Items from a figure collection
______

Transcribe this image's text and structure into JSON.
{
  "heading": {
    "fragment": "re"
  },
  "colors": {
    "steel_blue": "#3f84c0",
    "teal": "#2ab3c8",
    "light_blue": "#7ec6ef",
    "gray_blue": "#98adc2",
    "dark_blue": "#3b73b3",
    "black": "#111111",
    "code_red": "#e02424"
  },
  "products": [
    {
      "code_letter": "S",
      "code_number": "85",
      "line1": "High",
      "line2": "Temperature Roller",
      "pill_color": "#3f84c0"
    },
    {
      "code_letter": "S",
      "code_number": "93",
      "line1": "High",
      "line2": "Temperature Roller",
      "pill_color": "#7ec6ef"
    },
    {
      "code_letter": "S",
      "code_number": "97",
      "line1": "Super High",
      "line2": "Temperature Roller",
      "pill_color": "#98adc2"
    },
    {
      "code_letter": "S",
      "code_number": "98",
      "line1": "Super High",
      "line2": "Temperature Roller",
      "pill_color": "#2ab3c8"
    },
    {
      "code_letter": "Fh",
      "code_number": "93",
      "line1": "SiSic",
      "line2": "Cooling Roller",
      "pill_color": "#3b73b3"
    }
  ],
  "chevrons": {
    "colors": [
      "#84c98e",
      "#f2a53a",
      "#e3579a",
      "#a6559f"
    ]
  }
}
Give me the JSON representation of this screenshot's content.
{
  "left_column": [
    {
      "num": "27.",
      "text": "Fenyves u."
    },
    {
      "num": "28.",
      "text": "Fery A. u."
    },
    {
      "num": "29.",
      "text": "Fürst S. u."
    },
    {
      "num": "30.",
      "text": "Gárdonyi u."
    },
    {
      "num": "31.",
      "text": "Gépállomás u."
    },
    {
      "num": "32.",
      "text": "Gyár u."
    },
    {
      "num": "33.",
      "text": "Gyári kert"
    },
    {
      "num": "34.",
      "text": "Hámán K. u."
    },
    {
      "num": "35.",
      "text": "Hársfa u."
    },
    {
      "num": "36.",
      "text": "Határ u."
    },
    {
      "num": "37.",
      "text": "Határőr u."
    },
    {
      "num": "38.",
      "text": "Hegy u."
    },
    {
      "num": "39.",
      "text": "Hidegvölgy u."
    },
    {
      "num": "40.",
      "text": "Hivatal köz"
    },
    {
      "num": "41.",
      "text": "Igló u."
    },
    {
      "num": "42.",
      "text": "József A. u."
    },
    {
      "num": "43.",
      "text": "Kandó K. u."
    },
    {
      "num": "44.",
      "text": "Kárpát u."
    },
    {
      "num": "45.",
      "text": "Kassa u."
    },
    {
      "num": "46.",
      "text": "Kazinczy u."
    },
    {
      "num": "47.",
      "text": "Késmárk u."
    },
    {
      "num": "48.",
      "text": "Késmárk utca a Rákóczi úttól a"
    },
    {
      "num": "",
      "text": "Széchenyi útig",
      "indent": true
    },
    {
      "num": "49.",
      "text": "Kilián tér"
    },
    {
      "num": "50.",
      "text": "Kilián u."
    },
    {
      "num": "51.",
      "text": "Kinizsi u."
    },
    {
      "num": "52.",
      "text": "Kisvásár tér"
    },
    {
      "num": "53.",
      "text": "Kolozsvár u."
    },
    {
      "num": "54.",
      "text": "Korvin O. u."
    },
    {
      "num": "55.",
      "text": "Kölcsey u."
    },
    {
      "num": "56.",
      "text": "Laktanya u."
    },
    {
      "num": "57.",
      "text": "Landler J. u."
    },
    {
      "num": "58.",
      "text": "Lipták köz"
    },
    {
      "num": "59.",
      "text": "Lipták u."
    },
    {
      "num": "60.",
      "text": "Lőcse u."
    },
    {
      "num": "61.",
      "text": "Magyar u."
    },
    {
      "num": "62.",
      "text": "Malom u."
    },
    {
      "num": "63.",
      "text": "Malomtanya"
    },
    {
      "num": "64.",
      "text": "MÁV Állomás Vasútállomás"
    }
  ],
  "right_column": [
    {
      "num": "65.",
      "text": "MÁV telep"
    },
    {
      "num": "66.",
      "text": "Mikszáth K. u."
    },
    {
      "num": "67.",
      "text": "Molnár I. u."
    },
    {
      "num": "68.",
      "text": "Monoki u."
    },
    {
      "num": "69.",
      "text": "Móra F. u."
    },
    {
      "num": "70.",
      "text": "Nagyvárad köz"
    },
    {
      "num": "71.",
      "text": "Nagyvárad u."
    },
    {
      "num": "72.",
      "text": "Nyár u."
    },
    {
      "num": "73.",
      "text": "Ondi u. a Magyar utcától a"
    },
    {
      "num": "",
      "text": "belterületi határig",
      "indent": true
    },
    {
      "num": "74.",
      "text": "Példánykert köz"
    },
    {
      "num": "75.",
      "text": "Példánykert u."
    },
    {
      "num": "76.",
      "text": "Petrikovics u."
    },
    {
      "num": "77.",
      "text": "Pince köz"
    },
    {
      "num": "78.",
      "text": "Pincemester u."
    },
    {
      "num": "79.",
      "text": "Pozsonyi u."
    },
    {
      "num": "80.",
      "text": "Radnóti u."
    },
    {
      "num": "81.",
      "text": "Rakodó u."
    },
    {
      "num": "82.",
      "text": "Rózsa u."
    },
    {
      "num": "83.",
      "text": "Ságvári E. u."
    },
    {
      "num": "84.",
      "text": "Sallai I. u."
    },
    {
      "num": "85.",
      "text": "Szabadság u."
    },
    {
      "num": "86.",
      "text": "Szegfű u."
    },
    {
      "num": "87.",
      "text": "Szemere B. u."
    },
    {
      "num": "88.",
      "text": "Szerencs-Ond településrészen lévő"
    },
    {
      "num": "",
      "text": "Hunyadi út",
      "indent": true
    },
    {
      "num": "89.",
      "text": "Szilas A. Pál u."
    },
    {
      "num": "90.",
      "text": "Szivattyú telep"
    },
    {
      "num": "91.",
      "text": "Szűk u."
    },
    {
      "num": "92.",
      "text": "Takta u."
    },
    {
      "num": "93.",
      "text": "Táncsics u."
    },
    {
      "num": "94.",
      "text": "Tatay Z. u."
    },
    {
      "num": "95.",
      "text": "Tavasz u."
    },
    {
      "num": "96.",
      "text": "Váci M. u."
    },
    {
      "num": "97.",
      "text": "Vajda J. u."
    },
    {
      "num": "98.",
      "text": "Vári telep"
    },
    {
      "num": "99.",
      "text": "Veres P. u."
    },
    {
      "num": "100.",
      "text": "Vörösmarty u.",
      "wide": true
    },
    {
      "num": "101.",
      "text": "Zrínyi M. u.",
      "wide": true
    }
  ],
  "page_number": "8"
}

______

## Do this
Give the data again, exactly as it stands.

## Written solution
Transcribe this image's text and structure into JSON.
{
  "heading": {
    "fragment": "re"
  },
  "colors": {
    "steel_blue": "#3f84c0",
    "teal": "#2ab3c8",
    "light_blue": "#7ec6ef",
    "gray_blue": "#98adc2",
    "dark_blue": "#3b73b3",
    "black": "#111111",
    "code_red": "#e02424"
  },
  "products": [
    {
      "code_letter": "S",
      "code_number": "85",
      "line1": "High",
      "line2": "Temperature Roller",
      "pill_color": "#3f84c0"
    },
    {
      "code_letter": "S",
      "code_number": "93",
      "line1": "High",
      "line2": "Temperature Roller",
      "pill_color": "#7ec6ef"
    },
    {
      "code_letter": "S",
      "code_number": "97",
      "line1": "Super High",
      "line2": "Temperature Roller",
      "pill_color": "#98adc2"
    },
    {
      "code_letter": "S",
      "code_number": "98",
      "line1": "Super High",
      "line2": "Temperature Roller",
      "pill_color": "#2ab3c8"
    },
    {
      "code_letter": "Fh",
      "code_number": "93",
      "line1": "SiSic",
      "line2": "Cooling Roller",
      "pill_color": "#3b73b3"
    }
  ],
  "chevrons": {
    "colors": [
      "#84c98e",
      "#f2a53a",
      "#e3579a",
      "#a6559f"
    ]
  }
}
Give me the JSON representation of this screenshot's content.
{
  "left_column": [
    {
      "num": "27.",
      "text": "Fenyves u."
    },
    {
      "num": "28.",
      "text": "Fery A. u."
    },
    {
      "num": "29.",
      "text": "Fürst S. u."
    },
    {
      "num": "30.",
      "text": "Gárdonyi u."
    },
    {
      "num": "31.",
      "text": "Gépállomás u."
    },
    {
      "num": "32.",
      "text": "Gyár u."
    },
    {
      "num": "33.",
      "text": "Gyári kert"
    },
    {
      "num": "34.",
      "text": "Hámán K. u."
    },
    {
      "num": "35.",
      "text": "Hársfa u."
    },
    {
      "num": "36.",
      "text": "Határ u."
    },
    {
      "num": "37.",
      "text": "Határőr u."
    },
    {
      "num": "38.",
      "text": "Hegy u."
    },
    {
      "num": "39.",
      "text": "Hidegvölgy u."
    },
    {
      "num": "40.",
      "text": "Hivatal köz"
    },
    {
      "num": "41.",
      "text": "Igló u."
    },
    {
      "num": "42.",
      "text": "József A. u."
    },
    {
      "num": "43.",
      "text": "Kandó K. u."
    },
    {
      "num": "44.",
      "text": "Kárpát u."
    },
    {
      "num": "45.",
      "text": "Kassa u."
    },
    {
      "num": "46.",
      "text": "Kazinczy u."
    },
    {
      "num": "47.",
      "text": "Késmárk u."
    },
    {
      "num": "48.",
      "text": "Késmárk utca a Rákóczi úttól a"
    },
    {
      "num": "",
      "text": "Széchenyi útig",
      "indent": true
    },
    {
      "num": "49.",
      "text": "Kilián tér"
    },
    {
      "num": "50.",
      "text": "Kilián u."
    },
    {
      "num": "51.",
      "text": "Kinizsi u."
    },
    {
      "num": "52.",
      "text": "Kisvásár tér"
    },
    {
      "num": "53.",
      "text": "Kolozsvár u."
    },
    {
      "num": "54.",
      "text": "Korvin O. u."
    },
    {
      "num": "55.",
      "text": "Kölcsey u."
    },
    {
      "num": "56.",
      "text": "Laktanya u."
    },
    {
      "num": "57.",
      "text": "Landler J. u."
    },
    {
      "num": "58.",
      "text": "Lipták köz"
    },
    {
      "num": "59.",
      "text": "Lipták u."
    },
    {
      "num": "60.",
      "text": "Lőcse u."
    },
    {
      "num": "61.",
      "text": "Magyar u."
    },
    {
      "num": "62.",
      "text": "Malom u."
    },
    {
      "num": "63.",
      "text": "Malomtanya"
    },
    {
      "num": "64.",
      "text": "MÁV Állomás Vasútállomás"
    }
  ],
  "right_column": [
    {
      "num": "65.",
      "text": "MÁV telep"
    },
    {
      "num": "66.",
      "text": "Mikszáth K. u."
    },
    {
      "num": "67.",
      "text": "Molnár I. u."
    },
    {
      "num": "68.",
      "text": "Monoki u."
    },
    {
      "num": "69.",
      "text": "Móra F. u."
    },
    {
      "num": "70.",
      "text": "Nagyvárad köz"
    },
    {
      "num": "71.",
      "text": "Nagyvárad u."
    },
    {
      "num": "72.",
      "text": "Nyár u."
    },
    {
      "num": "73.",
      "text": "Ondi u. a Magyar utcától a"
    },
    {
      "num": "",
      "text": "belterületi határig",
      "indent": true
    },
    {
      "num": "74.",
      "text": "Példánykert köz"
    },
    {
      "num": "75.",
      "text": "Példánykert u."
    },
    {
      "num": "76.",
      "text": "Petrikovics u."
    },
    {
      "num": "77.",
      "text": "Pince köz"
    },
    {
      "num": "78.",
      "text": "Pincemester u."
    },
    {
      "num": "79.",
      "text": "Pozsonyi u."
    },
    {
      "num": "80.",
      "text": "Radnóti u."
    },
    {
      "num": "81.",
      "text": "Rakodó u."
    },
    {
      "num": "82.",
      "text": "Rózsa u."
    },
    {
      "num": "83.",
      "text": "Ságvári E. u."
    },
    {
      "num": "84.",
      "text": "Sallai I. u."
    },
    {
      "num": "85.",
      "text": "Szabadság u."
    },
    {
      "num": "86.",
      "text": "Szegfű u."
    },
    {
      "num": "87.",
      "text": "Szemere B. u."
    },
    {
      "num": "88.",
      "text": "Szerencs-Ond településrészen lévő"
    },
    {
      "num": "",
      "text": "Hunyadi út",
      "indent": true
    },
    {
      "num": "89.",
      "text": "Szilas A. Pál u."
    },
    {
      "num": "90.",
      "text": "Szivattyú telep"
    },
    {
      "num": "91.",
      "text": "Szűk u."
    },
    {
      "num": "92.",
      "text": "Takta u."
    },
    {
      "num": "93.",
      "text": "Táncsics u."
    },
    {
      "num": "94.",
      "text": "Tatay Z. u."
    },
    {
      "num": "95.",
      "text": "Tavasz u."
    },
    {
      "num": "96.",
      "text": "Váci M. u."
    },
    {
      "num": "97.",
      "text": "Vajda J. u."
    },
    {
      "num": "98.",
      "text": "Vári telep"
    },
    {
      "num": "99.",
      "text": "Veres P. u."
    },
    {
      "num": "100.",
      "text": "Vörösmarty u.",
      "wide": true
    },
    {
      "num": "101.",
      "text": "Zrínyi M. u.",
      "wide": true
    }
  ],
  "page_number": "8"
}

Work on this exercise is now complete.